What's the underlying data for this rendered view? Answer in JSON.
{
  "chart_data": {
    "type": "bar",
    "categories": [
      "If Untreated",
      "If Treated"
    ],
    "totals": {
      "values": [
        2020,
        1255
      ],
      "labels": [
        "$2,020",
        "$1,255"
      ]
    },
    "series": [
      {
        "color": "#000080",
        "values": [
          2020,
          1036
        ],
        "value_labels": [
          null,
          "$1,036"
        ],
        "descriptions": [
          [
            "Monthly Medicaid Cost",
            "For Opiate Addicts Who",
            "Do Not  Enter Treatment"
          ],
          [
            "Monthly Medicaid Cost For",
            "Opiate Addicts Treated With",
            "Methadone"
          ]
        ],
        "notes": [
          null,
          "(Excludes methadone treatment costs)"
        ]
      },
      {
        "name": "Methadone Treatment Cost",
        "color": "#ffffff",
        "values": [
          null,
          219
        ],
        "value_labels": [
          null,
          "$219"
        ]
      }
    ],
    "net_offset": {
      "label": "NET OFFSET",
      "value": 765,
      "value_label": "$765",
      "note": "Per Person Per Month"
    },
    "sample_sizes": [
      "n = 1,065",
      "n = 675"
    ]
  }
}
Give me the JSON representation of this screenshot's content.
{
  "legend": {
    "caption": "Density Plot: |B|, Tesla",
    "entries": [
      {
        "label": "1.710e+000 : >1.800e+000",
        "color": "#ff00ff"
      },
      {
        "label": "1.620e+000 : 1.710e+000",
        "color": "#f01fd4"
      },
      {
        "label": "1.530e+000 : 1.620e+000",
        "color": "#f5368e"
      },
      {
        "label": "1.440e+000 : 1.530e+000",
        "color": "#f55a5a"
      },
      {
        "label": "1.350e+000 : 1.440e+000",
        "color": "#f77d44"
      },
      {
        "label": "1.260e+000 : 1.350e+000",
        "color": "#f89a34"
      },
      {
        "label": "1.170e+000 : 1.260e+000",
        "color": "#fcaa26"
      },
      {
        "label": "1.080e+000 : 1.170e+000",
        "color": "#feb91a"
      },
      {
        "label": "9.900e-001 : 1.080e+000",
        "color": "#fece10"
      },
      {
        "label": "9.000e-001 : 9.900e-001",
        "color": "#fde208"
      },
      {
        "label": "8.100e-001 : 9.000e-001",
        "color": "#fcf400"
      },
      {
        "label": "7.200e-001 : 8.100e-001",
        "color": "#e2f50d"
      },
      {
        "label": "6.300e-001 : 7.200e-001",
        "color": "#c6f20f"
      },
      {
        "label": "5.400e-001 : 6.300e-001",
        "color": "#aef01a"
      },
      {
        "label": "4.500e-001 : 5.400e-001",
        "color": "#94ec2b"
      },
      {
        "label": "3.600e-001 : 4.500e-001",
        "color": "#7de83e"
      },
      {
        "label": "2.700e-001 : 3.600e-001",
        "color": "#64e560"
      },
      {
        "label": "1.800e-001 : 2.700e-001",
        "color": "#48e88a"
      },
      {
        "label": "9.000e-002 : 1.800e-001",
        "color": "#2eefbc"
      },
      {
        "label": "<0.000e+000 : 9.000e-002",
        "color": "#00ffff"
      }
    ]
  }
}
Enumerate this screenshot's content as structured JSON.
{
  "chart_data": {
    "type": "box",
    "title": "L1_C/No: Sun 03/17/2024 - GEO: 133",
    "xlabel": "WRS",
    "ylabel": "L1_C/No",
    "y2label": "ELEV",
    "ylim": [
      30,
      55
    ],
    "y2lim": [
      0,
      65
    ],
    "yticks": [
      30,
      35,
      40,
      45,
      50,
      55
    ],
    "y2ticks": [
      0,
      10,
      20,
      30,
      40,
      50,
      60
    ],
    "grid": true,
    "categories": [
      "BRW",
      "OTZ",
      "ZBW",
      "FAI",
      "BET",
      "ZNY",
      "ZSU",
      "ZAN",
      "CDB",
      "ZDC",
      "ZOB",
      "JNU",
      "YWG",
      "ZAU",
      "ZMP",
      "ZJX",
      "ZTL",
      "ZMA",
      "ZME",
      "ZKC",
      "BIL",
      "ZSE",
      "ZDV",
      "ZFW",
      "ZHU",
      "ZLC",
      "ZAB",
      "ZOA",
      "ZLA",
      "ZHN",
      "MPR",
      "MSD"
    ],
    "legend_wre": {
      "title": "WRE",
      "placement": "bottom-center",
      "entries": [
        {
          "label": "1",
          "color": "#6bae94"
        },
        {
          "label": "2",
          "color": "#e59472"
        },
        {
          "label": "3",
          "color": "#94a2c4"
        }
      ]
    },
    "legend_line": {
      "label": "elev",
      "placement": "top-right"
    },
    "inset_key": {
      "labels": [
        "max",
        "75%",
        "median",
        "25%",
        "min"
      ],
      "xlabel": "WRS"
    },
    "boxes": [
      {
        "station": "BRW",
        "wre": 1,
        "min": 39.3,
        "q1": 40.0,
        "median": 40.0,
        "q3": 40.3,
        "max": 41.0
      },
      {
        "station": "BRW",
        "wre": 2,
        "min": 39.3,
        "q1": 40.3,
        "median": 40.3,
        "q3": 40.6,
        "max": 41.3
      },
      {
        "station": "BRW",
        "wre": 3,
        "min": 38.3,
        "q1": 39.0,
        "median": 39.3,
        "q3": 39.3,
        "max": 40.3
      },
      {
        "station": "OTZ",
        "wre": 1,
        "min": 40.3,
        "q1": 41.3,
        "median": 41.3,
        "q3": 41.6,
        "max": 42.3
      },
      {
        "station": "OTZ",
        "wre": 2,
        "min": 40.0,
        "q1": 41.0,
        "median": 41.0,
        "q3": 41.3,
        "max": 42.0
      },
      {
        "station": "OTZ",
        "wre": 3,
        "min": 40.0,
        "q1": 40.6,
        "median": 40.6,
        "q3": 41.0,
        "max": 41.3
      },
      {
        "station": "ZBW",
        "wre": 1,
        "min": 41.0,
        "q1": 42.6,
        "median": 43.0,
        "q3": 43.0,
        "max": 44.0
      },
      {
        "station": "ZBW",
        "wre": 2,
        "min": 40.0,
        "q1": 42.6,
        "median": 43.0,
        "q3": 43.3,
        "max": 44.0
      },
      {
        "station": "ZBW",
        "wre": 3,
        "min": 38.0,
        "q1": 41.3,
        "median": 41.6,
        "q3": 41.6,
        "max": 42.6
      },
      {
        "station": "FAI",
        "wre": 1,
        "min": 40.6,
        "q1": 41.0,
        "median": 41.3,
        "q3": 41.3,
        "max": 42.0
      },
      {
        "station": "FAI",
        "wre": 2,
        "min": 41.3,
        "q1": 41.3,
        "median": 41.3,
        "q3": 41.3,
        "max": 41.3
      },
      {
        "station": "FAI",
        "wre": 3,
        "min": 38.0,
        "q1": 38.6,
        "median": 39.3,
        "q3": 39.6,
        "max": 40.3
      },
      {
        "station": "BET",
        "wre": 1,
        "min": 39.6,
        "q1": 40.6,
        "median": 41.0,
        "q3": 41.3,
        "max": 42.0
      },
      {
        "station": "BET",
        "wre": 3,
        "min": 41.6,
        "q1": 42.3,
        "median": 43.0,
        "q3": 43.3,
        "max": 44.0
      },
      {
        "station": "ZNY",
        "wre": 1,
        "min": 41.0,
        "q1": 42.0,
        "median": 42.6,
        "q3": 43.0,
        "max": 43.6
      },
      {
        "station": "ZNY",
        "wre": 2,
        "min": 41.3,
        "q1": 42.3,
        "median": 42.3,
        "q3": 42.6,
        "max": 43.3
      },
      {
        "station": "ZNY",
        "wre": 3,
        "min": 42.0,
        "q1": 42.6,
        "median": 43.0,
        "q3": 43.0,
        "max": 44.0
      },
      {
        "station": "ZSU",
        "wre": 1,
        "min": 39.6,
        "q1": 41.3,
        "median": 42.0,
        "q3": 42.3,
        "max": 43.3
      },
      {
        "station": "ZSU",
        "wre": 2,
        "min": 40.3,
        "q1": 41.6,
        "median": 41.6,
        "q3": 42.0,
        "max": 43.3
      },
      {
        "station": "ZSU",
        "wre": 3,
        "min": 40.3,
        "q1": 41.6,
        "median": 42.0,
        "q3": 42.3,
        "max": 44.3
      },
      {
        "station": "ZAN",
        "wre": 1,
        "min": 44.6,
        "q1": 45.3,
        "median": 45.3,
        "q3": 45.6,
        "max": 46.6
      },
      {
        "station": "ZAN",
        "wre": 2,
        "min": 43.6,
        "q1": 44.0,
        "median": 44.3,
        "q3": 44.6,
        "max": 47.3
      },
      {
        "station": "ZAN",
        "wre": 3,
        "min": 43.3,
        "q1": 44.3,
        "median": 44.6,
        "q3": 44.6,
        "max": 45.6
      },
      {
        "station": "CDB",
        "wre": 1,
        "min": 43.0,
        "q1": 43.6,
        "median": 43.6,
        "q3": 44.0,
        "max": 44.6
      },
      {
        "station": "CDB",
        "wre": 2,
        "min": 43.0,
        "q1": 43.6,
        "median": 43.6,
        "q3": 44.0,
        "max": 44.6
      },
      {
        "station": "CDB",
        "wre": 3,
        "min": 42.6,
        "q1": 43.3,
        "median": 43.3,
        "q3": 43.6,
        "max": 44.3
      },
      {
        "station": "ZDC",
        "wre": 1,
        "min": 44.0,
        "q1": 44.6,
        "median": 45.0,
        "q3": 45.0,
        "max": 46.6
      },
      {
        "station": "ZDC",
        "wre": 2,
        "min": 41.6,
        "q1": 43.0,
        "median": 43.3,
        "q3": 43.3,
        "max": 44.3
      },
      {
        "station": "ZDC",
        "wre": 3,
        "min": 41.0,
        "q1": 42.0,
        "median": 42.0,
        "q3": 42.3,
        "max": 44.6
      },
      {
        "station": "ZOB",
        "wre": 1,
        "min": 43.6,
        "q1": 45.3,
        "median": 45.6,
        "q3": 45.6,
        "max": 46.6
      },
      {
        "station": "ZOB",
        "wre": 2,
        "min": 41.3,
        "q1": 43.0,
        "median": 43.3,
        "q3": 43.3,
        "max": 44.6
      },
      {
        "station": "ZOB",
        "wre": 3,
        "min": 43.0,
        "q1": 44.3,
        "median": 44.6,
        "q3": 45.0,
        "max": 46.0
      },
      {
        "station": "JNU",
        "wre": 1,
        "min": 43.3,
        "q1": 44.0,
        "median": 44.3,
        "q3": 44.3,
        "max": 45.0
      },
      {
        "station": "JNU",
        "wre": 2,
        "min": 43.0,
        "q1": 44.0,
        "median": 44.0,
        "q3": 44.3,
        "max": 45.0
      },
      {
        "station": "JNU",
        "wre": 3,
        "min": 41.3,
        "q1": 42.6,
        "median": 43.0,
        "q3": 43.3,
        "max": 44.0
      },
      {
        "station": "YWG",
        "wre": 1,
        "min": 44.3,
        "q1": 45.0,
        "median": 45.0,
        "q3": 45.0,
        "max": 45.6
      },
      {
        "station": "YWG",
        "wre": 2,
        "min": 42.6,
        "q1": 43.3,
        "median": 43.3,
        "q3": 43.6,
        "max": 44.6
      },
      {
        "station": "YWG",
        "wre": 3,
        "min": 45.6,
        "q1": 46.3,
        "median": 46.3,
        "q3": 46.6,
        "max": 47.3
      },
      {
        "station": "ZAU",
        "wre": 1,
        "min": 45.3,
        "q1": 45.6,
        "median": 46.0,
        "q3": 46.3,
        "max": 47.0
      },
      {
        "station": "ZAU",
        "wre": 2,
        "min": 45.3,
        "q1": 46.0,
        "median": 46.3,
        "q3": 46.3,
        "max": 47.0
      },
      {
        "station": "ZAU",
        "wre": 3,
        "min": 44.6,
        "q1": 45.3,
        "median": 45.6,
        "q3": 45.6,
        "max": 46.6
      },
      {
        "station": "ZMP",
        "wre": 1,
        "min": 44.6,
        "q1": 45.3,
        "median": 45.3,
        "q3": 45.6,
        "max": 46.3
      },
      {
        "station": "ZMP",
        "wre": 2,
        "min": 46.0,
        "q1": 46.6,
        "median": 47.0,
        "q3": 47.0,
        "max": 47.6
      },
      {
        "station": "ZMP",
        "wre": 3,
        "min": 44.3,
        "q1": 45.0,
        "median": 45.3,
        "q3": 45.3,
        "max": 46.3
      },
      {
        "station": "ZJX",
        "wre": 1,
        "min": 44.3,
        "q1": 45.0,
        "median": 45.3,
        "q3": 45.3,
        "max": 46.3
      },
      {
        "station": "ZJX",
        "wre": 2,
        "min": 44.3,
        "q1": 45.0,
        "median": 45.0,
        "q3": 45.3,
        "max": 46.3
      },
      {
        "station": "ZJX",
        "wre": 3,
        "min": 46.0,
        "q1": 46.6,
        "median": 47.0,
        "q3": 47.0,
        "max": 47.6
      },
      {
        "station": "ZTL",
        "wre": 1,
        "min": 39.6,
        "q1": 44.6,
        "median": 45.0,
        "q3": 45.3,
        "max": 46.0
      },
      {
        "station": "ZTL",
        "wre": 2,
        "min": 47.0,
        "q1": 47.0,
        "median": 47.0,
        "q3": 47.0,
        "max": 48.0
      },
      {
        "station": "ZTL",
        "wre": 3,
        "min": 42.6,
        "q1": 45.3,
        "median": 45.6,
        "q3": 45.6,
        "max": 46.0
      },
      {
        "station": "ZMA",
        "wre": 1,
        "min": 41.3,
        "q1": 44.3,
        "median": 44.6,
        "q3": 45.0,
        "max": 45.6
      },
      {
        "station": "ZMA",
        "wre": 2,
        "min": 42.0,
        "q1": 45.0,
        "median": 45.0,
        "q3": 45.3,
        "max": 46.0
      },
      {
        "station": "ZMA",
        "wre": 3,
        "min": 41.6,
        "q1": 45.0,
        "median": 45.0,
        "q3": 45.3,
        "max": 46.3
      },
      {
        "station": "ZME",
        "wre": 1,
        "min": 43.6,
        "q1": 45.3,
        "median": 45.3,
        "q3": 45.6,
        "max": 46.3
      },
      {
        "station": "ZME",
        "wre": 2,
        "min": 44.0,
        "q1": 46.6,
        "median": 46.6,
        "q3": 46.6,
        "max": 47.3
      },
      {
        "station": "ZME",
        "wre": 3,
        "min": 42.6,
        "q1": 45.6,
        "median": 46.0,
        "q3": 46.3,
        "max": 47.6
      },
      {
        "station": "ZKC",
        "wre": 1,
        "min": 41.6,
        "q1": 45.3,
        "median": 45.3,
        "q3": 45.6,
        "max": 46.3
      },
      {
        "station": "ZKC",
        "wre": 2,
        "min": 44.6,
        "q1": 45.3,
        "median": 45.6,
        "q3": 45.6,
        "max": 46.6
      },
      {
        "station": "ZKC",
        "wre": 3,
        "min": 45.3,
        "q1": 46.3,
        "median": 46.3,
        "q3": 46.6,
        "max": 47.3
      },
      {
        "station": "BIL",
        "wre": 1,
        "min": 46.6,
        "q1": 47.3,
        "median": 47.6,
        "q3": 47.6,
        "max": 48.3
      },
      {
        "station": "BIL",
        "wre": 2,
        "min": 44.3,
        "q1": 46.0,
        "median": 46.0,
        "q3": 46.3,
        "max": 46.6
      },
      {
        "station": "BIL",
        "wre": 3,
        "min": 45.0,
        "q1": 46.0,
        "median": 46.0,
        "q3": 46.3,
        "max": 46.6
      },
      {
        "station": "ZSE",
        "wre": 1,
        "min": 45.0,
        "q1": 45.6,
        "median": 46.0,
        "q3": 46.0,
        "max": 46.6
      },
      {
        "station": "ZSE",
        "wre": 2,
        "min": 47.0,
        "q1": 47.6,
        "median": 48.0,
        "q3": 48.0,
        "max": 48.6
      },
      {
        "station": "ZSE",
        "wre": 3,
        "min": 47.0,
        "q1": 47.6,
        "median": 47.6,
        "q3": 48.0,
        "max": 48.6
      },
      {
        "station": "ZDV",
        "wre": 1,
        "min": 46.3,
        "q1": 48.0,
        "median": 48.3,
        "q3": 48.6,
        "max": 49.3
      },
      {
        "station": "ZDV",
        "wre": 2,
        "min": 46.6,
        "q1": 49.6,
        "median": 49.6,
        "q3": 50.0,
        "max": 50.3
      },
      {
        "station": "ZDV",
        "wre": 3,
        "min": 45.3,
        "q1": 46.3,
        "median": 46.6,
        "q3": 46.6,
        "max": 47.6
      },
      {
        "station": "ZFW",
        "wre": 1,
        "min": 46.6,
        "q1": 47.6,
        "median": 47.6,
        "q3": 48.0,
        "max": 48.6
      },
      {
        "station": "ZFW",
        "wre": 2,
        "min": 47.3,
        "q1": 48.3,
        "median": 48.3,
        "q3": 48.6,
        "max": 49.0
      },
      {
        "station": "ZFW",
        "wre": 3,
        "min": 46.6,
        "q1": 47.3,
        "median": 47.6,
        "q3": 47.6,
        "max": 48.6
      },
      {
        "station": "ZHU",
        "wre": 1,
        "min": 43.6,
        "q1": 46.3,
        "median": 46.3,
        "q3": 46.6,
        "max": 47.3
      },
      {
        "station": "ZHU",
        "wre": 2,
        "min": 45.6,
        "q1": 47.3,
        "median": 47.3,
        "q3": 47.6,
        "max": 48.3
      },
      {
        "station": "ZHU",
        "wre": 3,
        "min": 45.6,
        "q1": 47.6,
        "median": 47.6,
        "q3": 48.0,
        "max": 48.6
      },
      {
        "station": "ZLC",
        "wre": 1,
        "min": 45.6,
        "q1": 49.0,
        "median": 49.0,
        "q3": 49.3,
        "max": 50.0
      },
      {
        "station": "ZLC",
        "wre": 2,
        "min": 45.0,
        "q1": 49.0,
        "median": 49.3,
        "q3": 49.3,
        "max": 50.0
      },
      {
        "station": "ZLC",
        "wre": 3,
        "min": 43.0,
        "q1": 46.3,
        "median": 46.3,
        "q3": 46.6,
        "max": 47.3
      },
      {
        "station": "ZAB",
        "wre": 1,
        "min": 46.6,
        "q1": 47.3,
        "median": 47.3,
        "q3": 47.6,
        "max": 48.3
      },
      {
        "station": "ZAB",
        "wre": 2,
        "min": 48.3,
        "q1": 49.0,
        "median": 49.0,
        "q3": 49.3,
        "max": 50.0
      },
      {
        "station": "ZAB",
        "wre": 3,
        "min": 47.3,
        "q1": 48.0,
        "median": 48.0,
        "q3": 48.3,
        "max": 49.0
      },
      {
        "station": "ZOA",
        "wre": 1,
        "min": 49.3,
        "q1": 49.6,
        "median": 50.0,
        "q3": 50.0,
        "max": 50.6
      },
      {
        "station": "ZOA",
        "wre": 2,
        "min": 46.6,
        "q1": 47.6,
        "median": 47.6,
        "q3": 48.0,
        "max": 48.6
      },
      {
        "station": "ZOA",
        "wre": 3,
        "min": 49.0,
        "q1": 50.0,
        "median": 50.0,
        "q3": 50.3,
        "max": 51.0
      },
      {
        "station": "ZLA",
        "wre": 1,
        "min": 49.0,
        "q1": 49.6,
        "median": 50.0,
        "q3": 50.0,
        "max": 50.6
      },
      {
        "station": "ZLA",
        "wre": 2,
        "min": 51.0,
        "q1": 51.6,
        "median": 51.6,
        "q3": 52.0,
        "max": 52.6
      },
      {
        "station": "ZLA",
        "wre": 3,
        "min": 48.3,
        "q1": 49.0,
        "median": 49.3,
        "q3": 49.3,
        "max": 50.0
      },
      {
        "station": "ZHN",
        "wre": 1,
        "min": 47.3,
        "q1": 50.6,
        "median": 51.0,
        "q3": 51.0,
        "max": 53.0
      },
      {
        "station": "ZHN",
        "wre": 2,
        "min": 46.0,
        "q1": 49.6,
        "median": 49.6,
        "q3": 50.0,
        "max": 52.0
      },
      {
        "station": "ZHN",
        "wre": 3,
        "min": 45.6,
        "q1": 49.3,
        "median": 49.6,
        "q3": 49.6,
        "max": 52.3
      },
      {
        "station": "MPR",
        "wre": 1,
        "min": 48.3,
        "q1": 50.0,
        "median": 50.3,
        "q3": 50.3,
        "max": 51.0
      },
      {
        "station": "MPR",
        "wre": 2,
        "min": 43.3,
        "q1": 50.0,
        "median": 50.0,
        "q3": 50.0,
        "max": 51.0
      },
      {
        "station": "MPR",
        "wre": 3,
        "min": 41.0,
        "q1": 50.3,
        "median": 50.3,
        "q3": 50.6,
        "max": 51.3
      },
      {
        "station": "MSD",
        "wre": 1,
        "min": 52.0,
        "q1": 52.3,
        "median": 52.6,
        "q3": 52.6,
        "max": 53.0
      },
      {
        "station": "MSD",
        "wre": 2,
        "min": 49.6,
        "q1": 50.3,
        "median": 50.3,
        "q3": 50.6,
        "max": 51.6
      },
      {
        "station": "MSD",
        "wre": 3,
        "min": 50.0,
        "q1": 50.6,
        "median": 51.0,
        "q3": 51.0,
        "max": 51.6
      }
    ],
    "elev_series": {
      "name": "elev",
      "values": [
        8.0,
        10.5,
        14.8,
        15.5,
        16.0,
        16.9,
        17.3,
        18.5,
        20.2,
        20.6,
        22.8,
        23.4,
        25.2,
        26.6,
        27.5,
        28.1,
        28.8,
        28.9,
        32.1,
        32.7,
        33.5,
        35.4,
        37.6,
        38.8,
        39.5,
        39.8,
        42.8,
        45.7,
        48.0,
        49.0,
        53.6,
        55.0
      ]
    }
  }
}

· · ·

▶ [Direction] Exactly how many lines of the listing above contain the string "Opiate"? Give no more than the number.

▶ [Finished answer] 2